Written problem
Gather, from the listing beneath this task, every line holding the string "ffffff".

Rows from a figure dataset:
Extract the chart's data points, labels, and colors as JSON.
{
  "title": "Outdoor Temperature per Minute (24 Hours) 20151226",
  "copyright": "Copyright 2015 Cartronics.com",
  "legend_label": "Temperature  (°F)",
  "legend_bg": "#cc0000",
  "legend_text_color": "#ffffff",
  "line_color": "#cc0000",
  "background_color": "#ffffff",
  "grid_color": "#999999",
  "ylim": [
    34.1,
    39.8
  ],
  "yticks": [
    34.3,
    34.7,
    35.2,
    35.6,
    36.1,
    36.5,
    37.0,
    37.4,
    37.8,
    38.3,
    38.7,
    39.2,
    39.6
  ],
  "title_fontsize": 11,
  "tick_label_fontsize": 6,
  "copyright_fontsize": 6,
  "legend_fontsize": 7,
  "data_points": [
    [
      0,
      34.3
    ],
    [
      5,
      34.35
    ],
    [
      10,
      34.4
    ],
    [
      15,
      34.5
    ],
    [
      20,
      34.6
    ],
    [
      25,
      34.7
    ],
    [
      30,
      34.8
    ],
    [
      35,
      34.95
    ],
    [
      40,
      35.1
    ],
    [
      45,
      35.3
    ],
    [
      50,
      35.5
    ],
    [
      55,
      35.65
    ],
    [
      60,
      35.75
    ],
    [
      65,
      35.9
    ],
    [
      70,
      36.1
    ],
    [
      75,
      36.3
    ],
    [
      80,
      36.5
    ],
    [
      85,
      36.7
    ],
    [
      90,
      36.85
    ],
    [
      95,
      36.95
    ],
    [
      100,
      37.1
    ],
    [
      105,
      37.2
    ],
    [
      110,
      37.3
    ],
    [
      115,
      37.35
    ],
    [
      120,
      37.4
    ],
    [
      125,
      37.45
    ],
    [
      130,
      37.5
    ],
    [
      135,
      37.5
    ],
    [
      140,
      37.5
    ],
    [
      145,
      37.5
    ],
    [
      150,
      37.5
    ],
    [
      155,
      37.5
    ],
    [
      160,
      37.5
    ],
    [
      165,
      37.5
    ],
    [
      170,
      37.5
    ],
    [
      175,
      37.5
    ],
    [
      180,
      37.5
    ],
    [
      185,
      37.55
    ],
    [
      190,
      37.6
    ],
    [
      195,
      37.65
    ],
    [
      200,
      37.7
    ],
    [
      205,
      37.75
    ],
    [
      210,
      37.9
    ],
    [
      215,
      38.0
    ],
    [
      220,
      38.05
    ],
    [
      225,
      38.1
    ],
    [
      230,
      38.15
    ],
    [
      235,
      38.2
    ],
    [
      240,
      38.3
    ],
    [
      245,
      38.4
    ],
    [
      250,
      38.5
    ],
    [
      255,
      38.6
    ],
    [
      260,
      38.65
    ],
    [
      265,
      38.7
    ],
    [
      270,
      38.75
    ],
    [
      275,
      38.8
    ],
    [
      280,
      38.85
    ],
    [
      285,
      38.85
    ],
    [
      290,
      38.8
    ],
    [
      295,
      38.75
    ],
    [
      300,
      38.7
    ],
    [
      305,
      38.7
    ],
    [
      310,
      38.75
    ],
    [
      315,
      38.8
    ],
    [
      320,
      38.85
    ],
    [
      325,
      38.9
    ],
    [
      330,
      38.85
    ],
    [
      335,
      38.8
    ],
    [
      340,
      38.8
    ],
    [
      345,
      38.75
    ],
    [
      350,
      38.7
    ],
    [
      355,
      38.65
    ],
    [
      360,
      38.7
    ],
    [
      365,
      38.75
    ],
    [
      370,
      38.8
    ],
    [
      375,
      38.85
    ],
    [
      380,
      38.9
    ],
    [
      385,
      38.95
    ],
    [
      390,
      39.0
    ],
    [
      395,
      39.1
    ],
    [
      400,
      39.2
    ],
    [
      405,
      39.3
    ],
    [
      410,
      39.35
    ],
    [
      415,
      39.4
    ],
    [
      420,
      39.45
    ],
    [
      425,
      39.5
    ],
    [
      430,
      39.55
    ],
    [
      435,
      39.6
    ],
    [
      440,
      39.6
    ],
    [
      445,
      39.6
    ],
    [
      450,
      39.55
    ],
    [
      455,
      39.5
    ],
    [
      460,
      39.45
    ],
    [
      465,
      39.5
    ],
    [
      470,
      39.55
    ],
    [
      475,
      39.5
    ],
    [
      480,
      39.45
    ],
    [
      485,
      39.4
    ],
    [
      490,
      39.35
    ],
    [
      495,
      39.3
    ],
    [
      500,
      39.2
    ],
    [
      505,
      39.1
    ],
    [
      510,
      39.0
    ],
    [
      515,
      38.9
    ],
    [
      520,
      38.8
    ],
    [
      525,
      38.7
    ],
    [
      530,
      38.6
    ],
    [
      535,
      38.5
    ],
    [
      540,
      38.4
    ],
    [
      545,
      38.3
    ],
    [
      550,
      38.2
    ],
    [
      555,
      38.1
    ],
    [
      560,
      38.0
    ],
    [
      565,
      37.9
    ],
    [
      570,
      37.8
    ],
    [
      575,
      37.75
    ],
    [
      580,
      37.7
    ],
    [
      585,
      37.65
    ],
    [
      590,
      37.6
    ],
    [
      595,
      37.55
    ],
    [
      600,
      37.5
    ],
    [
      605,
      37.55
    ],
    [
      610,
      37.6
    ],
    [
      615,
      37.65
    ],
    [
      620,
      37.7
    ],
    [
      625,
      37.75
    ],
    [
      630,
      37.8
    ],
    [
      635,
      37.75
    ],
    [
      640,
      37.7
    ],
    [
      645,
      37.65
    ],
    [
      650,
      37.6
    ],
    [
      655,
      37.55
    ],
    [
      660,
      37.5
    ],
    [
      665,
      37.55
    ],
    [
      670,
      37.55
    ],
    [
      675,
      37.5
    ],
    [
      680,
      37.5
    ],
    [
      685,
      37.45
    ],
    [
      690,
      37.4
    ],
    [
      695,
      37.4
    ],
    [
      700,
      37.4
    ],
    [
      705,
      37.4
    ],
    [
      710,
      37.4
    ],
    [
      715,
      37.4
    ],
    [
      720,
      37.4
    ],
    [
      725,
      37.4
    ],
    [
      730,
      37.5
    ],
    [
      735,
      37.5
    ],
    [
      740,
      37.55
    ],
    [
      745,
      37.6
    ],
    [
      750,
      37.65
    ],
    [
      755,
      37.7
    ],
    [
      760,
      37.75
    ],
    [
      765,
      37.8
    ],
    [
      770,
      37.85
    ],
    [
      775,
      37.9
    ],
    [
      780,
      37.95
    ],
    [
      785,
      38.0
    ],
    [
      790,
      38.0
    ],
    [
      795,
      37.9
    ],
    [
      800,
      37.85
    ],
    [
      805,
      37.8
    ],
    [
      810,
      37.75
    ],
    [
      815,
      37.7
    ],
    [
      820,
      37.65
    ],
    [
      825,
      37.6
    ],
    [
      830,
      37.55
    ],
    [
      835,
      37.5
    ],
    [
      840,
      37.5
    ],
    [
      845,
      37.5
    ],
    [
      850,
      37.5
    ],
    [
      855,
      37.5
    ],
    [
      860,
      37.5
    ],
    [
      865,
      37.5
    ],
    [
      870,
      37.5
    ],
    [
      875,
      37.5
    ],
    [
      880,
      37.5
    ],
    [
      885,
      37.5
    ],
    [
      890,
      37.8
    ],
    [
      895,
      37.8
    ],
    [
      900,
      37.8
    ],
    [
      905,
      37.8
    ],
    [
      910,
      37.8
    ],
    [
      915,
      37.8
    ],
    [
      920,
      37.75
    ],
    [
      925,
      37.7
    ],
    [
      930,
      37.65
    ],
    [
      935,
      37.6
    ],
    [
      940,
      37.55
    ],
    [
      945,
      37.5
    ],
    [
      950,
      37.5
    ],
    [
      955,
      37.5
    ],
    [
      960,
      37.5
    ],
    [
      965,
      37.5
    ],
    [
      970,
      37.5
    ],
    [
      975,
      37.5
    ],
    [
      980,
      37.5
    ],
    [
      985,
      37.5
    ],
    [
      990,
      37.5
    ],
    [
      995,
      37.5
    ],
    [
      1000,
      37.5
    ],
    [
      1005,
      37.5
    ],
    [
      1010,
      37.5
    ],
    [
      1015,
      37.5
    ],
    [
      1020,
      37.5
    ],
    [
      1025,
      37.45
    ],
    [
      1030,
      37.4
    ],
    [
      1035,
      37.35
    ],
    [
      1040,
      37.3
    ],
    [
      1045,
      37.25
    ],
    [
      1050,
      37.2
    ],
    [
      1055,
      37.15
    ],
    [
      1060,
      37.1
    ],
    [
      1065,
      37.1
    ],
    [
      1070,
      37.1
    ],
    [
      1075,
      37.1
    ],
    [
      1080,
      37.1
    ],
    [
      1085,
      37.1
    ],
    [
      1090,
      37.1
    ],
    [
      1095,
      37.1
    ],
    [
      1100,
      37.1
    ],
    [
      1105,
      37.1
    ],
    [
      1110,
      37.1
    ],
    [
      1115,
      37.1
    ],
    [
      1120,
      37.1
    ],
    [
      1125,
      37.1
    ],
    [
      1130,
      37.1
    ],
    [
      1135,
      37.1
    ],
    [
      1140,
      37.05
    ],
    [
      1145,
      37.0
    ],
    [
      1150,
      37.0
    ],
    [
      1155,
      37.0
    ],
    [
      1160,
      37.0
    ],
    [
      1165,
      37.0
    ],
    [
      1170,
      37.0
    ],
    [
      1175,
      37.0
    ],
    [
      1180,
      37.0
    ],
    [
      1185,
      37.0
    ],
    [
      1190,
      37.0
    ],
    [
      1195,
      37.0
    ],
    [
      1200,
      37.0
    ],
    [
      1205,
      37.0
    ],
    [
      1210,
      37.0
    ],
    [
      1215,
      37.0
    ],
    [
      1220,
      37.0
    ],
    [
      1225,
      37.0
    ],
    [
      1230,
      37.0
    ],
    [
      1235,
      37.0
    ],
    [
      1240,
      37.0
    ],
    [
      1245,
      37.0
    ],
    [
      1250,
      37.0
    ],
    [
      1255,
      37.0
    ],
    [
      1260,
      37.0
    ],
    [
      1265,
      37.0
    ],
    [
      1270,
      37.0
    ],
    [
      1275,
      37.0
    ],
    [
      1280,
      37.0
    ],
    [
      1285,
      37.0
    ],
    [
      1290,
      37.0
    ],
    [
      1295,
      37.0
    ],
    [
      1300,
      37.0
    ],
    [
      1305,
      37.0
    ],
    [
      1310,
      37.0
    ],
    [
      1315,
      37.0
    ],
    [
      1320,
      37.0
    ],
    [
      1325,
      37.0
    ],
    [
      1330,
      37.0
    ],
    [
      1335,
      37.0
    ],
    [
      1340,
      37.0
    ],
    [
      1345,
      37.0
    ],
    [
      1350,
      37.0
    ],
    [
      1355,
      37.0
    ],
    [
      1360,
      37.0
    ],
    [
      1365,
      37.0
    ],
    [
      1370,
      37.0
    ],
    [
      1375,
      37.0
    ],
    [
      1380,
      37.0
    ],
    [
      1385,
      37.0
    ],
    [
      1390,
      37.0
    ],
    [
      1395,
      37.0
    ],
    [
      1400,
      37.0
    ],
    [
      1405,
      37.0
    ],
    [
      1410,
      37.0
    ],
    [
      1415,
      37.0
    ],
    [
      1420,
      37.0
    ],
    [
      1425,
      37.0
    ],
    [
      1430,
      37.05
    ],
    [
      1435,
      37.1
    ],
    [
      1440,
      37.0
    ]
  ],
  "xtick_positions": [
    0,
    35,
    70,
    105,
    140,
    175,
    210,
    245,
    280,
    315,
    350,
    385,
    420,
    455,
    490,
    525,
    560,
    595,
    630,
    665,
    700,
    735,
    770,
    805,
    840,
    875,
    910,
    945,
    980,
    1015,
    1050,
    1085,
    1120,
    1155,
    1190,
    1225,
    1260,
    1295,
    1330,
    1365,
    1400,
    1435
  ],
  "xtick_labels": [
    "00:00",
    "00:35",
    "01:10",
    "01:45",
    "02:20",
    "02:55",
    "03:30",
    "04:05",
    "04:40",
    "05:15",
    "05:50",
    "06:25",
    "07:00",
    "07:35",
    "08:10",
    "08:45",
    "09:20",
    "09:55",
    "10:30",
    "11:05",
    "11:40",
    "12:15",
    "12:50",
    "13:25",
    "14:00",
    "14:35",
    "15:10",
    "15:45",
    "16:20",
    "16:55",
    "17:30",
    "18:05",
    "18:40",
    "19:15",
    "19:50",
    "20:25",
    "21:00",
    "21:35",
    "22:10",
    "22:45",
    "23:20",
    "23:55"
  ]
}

Solved problem
  "legend_text_color": "#ffffff",
  "background_color": "#ffffff",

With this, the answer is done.